[Raw records]
□ □ □
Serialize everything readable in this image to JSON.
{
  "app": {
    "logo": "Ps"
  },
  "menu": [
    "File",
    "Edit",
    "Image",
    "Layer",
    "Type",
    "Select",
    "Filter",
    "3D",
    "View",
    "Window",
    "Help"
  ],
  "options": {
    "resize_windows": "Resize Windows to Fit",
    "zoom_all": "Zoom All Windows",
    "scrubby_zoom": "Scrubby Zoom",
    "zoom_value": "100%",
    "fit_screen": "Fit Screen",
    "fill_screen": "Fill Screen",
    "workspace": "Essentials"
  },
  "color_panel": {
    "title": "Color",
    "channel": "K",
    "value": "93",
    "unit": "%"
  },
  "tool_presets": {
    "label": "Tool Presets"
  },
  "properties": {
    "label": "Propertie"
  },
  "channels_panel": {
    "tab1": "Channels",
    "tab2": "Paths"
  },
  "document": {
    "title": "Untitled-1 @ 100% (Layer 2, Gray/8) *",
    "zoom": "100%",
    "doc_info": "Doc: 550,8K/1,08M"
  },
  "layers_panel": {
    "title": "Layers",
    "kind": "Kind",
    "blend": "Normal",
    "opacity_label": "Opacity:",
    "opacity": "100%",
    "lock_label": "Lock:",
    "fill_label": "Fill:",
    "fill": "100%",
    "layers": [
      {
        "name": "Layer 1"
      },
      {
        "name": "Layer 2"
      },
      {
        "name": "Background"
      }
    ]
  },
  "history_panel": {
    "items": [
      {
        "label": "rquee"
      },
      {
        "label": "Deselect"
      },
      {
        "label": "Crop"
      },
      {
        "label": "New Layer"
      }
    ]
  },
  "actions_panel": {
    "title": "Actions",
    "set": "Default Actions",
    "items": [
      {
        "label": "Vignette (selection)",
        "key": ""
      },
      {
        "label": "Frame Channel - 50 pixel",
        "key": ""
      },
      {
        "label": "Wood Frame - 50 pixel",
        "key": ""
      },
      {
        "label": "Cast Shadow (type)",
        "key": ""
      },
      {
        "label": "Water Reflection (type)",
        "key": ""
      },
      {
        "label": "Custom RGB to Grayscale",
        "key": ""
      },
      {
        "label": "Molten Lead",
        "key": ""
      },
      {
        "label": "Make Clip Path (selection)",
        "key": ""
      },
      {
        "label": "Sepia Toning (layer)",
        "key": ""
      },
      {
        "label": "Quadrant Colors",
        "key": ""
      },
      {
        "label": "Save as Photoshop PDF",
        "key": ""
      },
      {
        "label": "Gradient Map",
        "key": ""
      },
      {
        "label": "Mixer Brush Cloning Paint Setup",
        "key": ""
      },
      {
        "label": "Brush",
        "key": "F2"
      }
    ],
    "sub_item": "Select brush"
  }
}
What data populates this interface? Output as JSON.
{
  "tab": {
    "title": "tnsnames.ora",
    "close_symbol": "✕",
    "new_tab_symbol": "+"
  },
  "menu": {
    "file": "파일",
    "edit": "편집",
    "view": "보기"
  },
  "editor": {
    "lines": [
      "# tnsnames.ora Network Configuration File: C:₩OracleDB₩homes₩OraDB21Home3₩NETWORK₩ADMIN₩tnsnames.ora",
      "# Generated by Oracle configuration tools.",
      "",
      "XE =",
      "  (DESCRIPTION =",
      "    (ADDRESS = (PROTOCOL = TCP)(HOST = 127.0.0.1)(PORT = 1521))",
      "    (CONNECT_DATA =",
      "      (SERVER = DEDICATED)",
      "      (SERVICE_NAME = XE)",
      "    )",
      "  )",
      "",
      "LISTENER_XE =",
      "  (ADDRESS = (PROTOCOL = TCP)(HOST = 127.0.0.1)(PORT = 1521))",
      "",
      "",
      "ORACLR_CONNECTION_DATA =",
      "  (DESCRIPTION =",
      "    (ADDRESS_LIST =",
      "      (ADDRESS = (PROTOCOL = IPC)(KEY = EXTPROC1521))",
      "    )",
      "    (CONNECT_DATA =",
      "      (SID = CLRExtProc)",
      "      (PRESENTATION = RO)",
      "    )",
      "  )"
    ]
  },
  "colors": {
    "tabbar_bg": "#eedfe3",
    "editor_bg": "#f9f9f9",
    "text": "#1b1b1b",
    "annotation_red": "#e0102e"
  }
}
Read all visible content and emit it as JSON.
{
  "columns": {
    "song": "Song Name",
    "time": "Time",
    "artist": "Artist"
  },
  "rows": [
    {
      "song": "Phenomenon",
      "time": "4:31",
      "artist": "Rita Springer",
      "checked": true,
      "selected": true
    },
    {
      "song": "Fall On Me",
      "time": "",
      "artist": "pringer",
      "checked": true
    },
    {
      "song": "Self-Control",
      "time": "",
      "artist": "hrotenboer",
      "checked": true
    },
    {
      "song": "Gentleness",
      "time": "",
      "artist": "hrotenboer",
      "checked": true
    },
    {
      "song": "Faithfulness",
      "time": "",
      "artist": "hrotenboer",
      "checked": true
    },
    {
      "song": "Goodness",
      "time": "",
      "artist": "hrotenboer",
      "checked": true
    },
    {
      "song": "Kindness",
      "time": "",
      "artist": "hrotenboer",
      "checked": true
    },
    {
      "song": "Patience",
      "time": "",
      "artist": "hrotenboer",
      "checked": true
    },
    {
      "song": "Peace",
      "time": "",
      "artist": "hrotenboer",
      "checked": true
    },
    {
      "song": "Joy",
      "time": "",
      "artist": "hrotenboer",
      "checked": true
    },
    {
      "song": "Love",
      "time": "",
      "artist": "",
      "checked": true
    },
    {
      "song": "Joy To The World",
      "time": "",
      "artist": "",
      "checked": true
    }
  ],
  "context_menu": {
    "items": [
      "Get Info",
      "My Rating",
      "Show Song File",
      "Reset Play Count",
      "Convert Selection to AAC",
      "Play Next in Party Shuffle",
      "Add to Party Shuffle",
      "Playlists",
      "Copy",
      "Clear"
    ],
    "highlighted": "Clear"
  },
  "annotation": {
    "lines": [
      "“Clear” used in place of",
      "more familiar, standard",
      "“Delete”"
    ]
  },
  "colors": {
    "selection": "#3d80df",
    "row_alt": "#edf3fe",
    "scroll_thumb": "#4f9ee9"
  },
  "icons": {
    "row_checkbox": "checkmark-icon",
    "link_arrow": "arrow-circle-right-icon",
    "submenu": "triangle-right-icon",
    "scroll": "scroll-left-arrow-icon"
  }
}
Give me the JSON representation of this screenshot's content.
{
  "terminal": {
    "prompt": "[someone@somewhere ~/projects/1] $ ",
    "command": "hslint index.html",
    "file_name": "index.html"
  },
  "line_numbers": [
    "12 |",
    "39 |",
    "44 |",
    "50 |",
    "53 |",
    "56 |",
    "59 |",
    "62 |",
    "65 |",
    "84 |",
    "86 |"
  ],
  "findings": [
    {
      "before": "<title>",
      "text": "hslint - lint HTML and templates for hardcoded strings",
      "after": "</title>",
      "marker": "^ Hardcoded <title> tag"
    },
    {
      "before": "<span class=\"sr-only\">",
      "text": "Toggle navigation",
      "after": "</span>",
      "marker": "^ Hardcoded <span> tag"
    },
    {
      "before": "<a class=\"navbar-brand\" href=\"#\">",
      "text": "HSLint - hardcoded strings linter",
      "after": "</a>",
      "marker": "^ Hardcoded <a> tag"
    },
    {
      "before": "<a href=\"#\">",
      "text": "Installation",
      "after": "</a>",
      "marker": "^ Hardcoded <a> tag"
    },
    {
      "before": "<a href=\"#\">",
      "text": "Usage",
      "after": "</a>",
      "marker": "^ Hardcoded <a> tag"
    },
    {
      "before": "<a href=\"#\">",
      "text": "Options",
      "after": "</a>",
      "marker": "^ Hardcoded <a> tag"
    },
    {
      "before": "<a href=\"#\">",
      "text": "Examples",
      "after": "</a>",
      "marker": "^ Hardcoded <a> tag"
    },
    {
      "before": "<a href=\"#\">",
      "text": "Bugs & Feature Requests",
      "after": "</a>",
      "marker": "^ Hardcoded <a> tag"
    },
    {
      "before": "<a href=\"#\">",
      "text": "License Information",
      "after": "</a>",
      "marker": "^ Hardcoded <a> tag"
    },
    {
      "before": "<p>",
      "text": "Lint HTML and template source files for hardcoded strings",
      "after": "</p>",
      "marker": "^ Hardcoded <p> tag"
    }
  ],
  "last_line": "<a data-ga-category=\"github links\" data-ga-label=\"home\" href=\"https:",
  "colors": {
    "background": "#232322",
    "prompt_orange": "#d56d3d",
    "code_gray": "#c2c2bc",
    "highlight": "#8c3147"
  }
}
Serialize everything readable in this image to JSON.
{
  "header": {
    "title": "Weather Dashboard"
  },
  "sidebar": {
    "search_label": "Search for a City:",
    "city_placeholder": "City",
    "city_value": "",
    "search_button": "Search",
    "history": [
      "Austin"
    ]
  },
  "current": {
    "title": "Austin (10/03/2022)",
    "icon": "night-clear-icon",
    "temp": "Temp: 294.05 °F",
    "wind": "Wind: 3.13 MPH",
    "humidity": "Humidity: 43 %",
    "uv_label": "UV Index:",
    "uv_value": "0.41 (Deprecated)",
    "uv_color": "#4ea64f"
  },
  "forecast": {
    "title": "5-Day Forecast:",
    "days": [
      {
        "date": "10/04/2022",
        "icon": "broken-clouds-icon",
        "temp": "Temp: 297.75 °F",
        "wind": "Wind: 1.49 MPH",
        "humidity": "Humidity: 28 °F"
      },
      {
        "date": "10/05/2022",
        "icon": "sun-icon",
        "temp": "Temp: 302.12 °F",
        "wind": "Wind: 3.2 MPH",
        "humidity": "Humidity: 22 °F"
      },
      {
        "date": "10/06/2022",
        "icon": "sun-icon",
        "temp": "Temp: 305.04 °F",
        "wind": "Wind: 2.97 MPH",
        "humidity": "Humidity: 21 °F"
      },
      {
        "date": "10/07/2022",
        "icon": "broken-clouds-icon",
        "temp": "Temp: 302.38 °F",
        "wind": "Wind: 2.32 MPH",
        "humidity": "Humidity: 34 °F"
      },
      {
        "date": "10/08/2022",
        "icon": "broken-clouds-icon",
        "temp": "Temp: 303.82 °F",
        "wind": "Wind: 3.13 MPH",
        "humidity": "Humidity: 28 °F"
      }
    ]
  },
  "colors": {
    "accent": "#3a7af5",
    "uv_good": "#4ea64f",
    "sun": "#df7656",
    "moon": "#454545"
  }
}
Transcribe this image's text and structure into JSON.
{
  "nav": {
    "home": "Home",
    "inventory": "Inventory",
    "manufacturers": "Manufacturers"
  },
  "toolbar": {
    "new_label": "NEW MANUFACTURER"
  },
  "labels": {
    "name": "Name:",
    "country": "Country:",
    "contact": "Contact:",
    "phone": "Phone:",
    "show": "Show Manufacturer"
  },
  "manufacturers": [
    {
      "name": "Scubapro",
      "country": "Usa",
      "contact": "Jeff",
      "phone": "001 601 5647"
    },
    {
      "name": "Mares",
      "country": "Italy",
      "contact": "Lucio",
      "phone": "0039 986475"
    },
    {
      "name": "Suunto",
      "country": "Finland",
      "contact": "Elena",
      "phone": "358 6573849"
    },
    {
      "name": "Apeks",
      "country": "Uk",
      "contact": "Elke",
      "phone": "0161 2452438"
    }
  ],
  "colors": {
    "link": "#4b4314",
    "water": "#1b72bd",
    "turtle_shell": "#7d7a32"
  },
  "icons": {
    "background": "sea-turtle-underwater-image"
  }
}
□ □ □
## Task details
Starting from the line containing "Transcribe this image's" and ending with the final line of the data, reproduce each line exactly as it appears, including no other lines.

## Output
Transcribe this image's text and structure into JSON.
{
  "nav": {
    "home": "Home",
    "inventory": "Inventory",
    "manufacturers": "Manufacturers"
  },
  "toolbar": {
    "new_label": "NEW MANUFACTURER"
  },
  "labels": {
    "name": "Name:",
    "country": "Country:",
    "contact": "Contact:",
    "phone": "Phone:",
    "show": "Show Manufacturer"
  },
  "manufacturers": [
    {
      "name": "Scubapro",
      "country": "Usa",
      "contact": "Jeff",
      "phone": "001 601 5647"
    },
    {
      "name": "Mares",
      "country": "Italy",
      "contact": "Lucio",
      "phone": "0039 986475"
    },
    {
      "name": "Suunto",
      "country": "Finland",
      "contact": "Elena",
      "phone": "358 6573849"
    },
    {
      "name": "Apeks",
      "country": "Uk",
      "contact": "Elke",
      "phone": "0161 2452438"
    }
  ],
  "colors": {
    "link": "#4b4314",
    "water": "#1b72bd",
    "turtle_shell": "#7d7a32"
  },
  "icons": {
    "background": "sea-turtle-underwater-image"
  }
}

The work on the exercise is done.